[Rows from a figure dataset]
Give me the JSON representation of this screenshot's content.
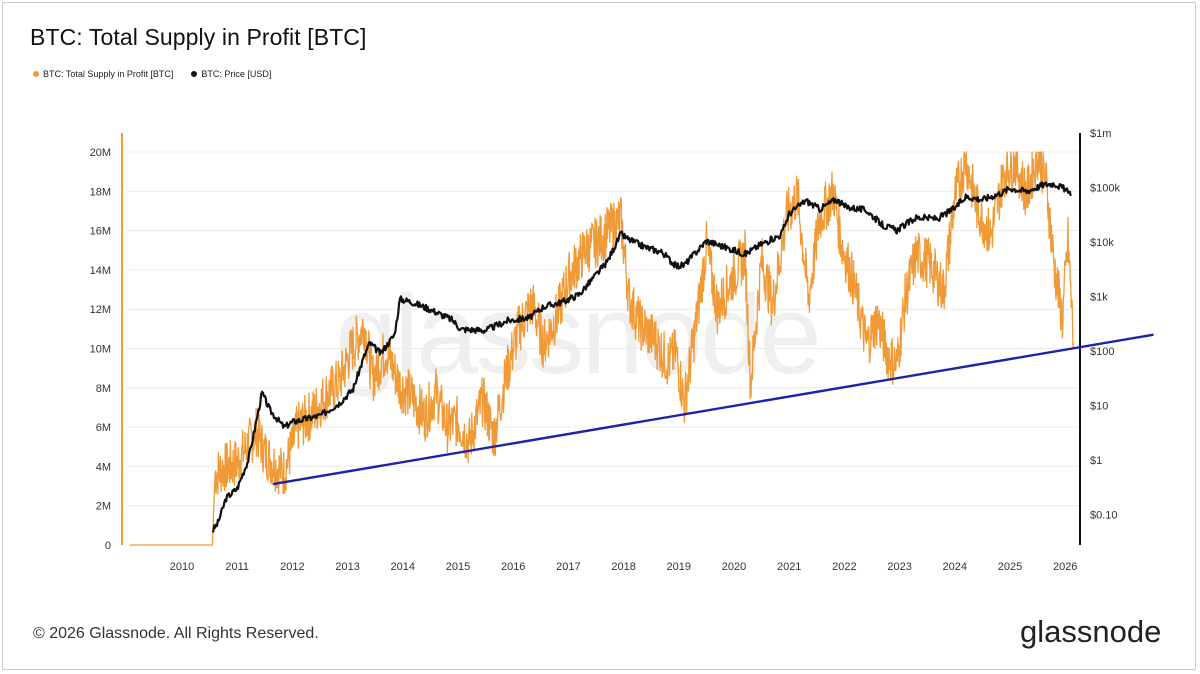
{
  "title": "BTC: Total Supply in Profit [BTC]",
  "watermark": "glassnode",
  "footer": "© 2026 Glassnode. All Rights Reserved.",
  "logo_text": "glassnode",
  "legend": [
    {
      "label": "BTC: Total Supply in Profit [BTC]",
      "color": "#F09A37"
    },
    {
      "label": "BTC: Price [USD]",
      "color": "#111111"
    }
  ],
  "chart_data": {
    "type": "line",
    "x_ticks": [
      "2010",
      "2011",
      "2012",
      "2013",
      "2014",
      "2015",
      "2016",
      "2017",
      "2018",
      "2019",
      "2020",
      "2021",
      "2022",
      "2023",
      "2024",
      "2025",
      "2026"
    ],
    "y_left_ticks": [
      "0",
      "2M",
      "4M",
      "6M",
      "8M",
      "10M",
      "12M",
      "14M",
      "16M",
      "18M",
      "20M"
    ],
    "y_right_ticks": [
      "$0.10",
      "$1",
      "$10",
      "$100",
      "$1k",
      "$10k",
      "$100k",
      "$1m"
    ],
    "ylim_left": [
      0,
      20000000
    ],
    "ylim_right_log10": [
      -1,
      6
    ],
    "grid": true,
    "legend_position": "top-left",
    "series": [
      {
        "name": "BTC: Total Supply in Profit [BTC]",
        "axis": "left",
        "color": "#F09A37",
        "x": [
          2009.05,
          2010.55,
          2010.6,
          2010.75,
          2011.0,
          2011.35,
          2011.5,
          2011.7,
          2011.85,
          2012.1,
          2012.4,
          2012.6,
          2012.85,
          2013.05,
          2013.3,
          2013.45,
          2013.7,
          2013.95,
          2014.15,
          2014.4,
          2014.6,
          2014.8,
          2015.0,
          2015.2,
          2015.45,
          2015.65,
          2015.85,
          2016.1,
          2016.35,
          2016.55,
          2016.8,
          2017.0,
          2017.3,
          2017.55,
          2017.8,
          2017.95,
          2018.1,
          2018.3,
          2018.55,
          2018.8,
          2018.95,
          2019.1,
          2019.35,
          2019.5,
          2019.7,
          2019.9,
          2020.2,
          2020.3,
          2020.5,
          2020.7,
          2020.95,
          2021.15,
          2021.35,
          2021.55,
          2021.8,
          2021.95,
          2022.15,
          2022.4,
          2022.6,
          2022.8,
          2022.95,
          2023.1,
          2023.3,
          2023.55,
          2023.8,
          2024.0,
          2024.2,
          2024.4,
          2024.65,
          2024.9,
          2025.1,
          2025.3,
          2025.5,
          2025.65,
          2025.8,
          2025.95,
          2026.05,
          2026.15
        ],
        "values": [
          0,
          0,
          3600000,
          3900000,
          4200000,
          5800000,
          4700000,
          4000000,
          3700000,
          6000000,
          6800000,
          7600000,
          8300000,
          9800000,
          11200000,
          8500000,
          9900000,
          8100000,
          7600000,
          6500000,
          7800000,
          6000000,
          6300000,
          5200000,
          7400000,
          5500000,
          8400000,
          11000000,
          12300000,
          10200000,
          11700000,
          13600000,
          15000000,
          15500000,
          16200000,
          16600000,
          12500000,
          11200000,
          10500000,
          9300000,
          9800000,
          7200000,
          12000000,
          15200000,
          12000000,
          13200000,
          14800000,
          8200000,
          14500000,
          12200000,
          16700000,
          17800000,
          12500000,
          16600000,
          18000000,
          15300000,
          13500000,
          10200000,
          11500000,
          9600000,
          9200000,
          12500000,
          14800000,
          14300000,
          12900000,
          17700000,
          19600000,
          17200000,
          15700000,
          19000000,
          19500000,
          17800000,
          19900000,
          18600000,
          14200000,
          11500000,
          15500000,
          10300000
        ]
      },
      {
        "name": "BTC: Price [USD]",
        "axis": "right",
        "color": "#111111",
        "x": [
          2010.55,
          2010.65,
          2010.8,
          2011.0,
          2011.2,
          2011.3,
          2011.45,
          2011.6,
          2011.85,
          2012.0,
          2012.5,
          2012.85,
          2013.1,
          2013.3,
          2013.4,
          2013.6,
          2013.85,
          2013.95,
          2014.15,
          2014.5,
          2014.9,
          2015.05,
          2015.5,
          2015.9,
          2016.3,
          2016.55,
          2016.9,
          2017.2,
          2017.5,
          2017.7,
          2017.95,
          2018.1,
          2018.4,
          2018.7,
          2018.95,
          2019.1,
          2019.5,
          2019.8,
          2020.2,
          2020.5,
          2020.85,
          2021.0,
          2021.3,
          2021.55,
          2021.85,
          2022.0,
          2022.4,
          2022.7,
          2022.95,
          2023.3,
          2023.7,
          2024.0,
          2024.2,
          2024.5,
          2024.85,
          2025.0,
          2025.3,
          2025.6,
          2025.8,
          2026.0,
          2026.1
        ],
        "values": [
          0.05,
          0.07,
          0.2,
          0.3,
          1.0,
          3.0,
          17,
          8,
          4,
          5,
          6.5,
          11,
          20,
          80,
          140,
          90,
          200,
          900,
          800,
          580,
          370,
          250,
          240,
          360,
          410,
          650,
          800,
          1100,
          2500,
          4300,
          14000,
          11000,
          8000,
          6500,
          3600,
          3800,
          10500,
          8300,
          6000,
          9200,
          13500,
          33000,
          58000,
          40000,
          61000,
          45000,
          38000,
          20000,
          16500,
          28000,
          27000,
          42000,
          68000,
          60000,
          80000,
          97000,
          85000,
          112000,
          118000,
          93000,
          70000
        ]
      },
      {
        "name": "",
        "axis": "left",
        "color": "#1E22A8",
        "x": [
          2011.65,
          2027.6
        ],
        "values": [
          3100000,
          10700000
        ]
      }
    ]
  }
}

## REQUIREMENTS
Give every record again exactly, apart from the pictures, which stay out.

## FULL RESPONSE
Give me the JSON representation of this screenshot's content.
{
  "title": "BTC: Total Supply in Profit [BTC]",
  "watermark": "glassnode",
  "footer": "© 2026 Glassnode. All Rights Reserved.",
  "logo_text": "glassnode",
  "legend": [
    {
      "label": "BTC: Total Supply in Profit [BTC]",
      "color": "#F09A37"
    },
    {
      "label": "BTC: Price [USD]",
      "color": "#111111"
    }
  ],
  "chart_data": {
    "type": "line",
    "x_ticks": [
      "2010",
      "2011",
      "2012",
      "2013",
      "2014",
      "2015",
      "2016",
      "2017",
      "2018",
      "2019",
      "2020",
      "2021",
      "2022",
      "2023",
      "2024",
      "2025",
      "2026"
    ],
    "y_left_ticks": [
      "0",
      "2M",
      "4M",
      "6M",
      "8M",
      "10M",
      "12M",
      "14M",
      "16M",
      "18M",
      "20M"
    ],
    "y_right_ticks": [
      "$0.10",
      "$1",
      "$10",
      "$100",
      "$1k",
      "$10k",
      "$100k",
      "$1m"
    ],
    "ylim_left": [
      0,
      20000000
    ],
    "ylim_right_log10": [
      -1,
      6
    ],
    "grid": true,
    "legend_position": "top-left",
    "series": [
      {
        "name": "BTC: Total Supply in Profit [BTC]",
        "axis": "left",
        "color": "#F09A37",
        "x": [
          2009.05,
          2010.55,
          2010.6,
          2010.75,
          2011.0,
          2011.35,
          2011.5,
          2011.7,
          2011.85,
          2012.1,
          2012.4,
          2012.6,
          2012.85,
          2013.05,
          2013.3,
          2013.45,
          2013.7,
          2013.95,
          2014.15,
          2014.4,
          2014.6,
          2014.8,
          2015.0,
          2015.2,
          2015.45,
          2015.65,
          2015.85,
          2016.1,
          2016.35,
          2016.55,
          2016.8,
          2017.0,
          2017.3,
          2017.55,
          2017.8,
          2017.95,
          2018.1,
          2018.3,
          2018.55,
          2018.8,
          2018.95,
          2019.1,
          2019.35,
          2019.5,
          2019.7,
          2019.9,
          2020.2,
          2020.3,
          2020.5,
          2020.7,
          2020.95,
          2021.15,
          2021.35,
          2021.55,
          2021.8,
          2021.95,
          2022.15,
          2022.4,
          2022.6,
          2022.8,
          2022.95,
          2023.1,
          2023.3,
          2023.55,
          2023.8,
          2024.0,
          2024.2,
          2024.4,
          2024.65,
          2024.9,
          2025.1,
          2025.3,
          2025.5,
          2025.65,
          2025.8,
          2025.95,
          2026.05,
          2026.15
        ],
        "values": [
          0,
          0,
          3600000,
          3900000,
          4200000,
          5800000,
          4700000,
          4000000,
          3700000,
          6000000,
          6800000,
          7600000,
          8300000,
          9800000,
          11200000,
          8500000,
          9900000,
          8100000,
          7600000,
          6500000,
          7800000,
          6000000,
          6300000,
          5200000,
          7400000,
          5500000,
          8400000,
          11000000,
          12300000,
          10200000,
          11700000,
          13600000,
          15000000,
          15500000,
          16200000,
          16600000,
          12500000,
          11200000,
          10500000,
          9300000,
          9800000,
          7200000,
          12000000,
          15200000,
          12000000,
          13200000,
          14800000,
          8200000,
          14500000,
          12200000,
          16700000,
          17800000,
          12500000,
          16600000,
          18000000,
          15300000,
          13500000,
          10200000,
          11500000,
          9600000,
          9200000,
          12500000,
          14800000,
          14300000,
          12900000,
          17700000,
          19600000,
          17200000,
          15700000,
          19000000,
          19500000,
          17800000,
          19900000,
          18600000,
          14200000,
          11500000,
          15500000,
          10300000
        ]
      },
      {
        "name": "BTC: Price [USD]",
        "axis": "right",
        "color": "#111111",
        "x": [
          2010.55,
          2010.65,
          2010.8,
          2011.0,
          2011.2,
          2011.3,
          2011.45,
          2011.6,
          2011.85,
          2012.0,
          2012.5,
          2012.85,
          2013.1,
          2013.3,
          2013.4,
          2013.6,
          2013.85,
          2013.95,
          2014.15,
          2014.5,
          2014.9,
          2015.05,
          2015.5,
          2015.9,
          2016.3,
          2016.55,
          2016.9,
          2017.2,
          2017.5,
          2017.7,
          2017.95,
          2018.1,
          2018.4,
          2018.7,
          2018.95,
          2019.1,
          2019.5,
          2019.8,
          2020.2,
          2020.5,
          2020.85,
          2021.0,
          2021.3,
          2021.55,
          2021.85,
          2022.0,
          2022.4,
          2022.7,
          2022.95,
          2023.3,
          2023.7,
          2024.0,
          2024.2,
          2024.5,
          2024.85,
          2025.0,
          2025.3,
          2025.6,
          2025.8,
          2026.0,
          2026.1
        ],
        "values": [
          0.05,
          0.07,
          0.2,
          0.3,
          1.0,
          3.0,
          17,
          8,
          4,
          5,
          6.5,
          11,
          20,
          80,
          140,
          90,
          200,
          900,
          800,
          580,
          370,
          250,
          240,
          360,
          410,
          650,
          800,
          1100,
          2500,
          4300,
          14000,
          11000,
          8000,
          6500,
          3600,
          3800,
          10500,
          8300,
          6000,
          9200,
          13500,
          33000,
          58000,
          40000,
          61000,
          45000,
          38000,
          20000,
          16500,
          28000,
          27000,
          42000,
          68000,
          60000,
          80000,
          97000,
          85000,
          112000,
          118000,
          93000,
          70000
        ]
      },
      {
        "name": "",
        "axis": "left",
        "color": "#1E22A8",
        "x": [
          2011.65,
          2027.6
        ],
        "values": [
          3100000,
          10700000
        ]
      }
    ]
  }
}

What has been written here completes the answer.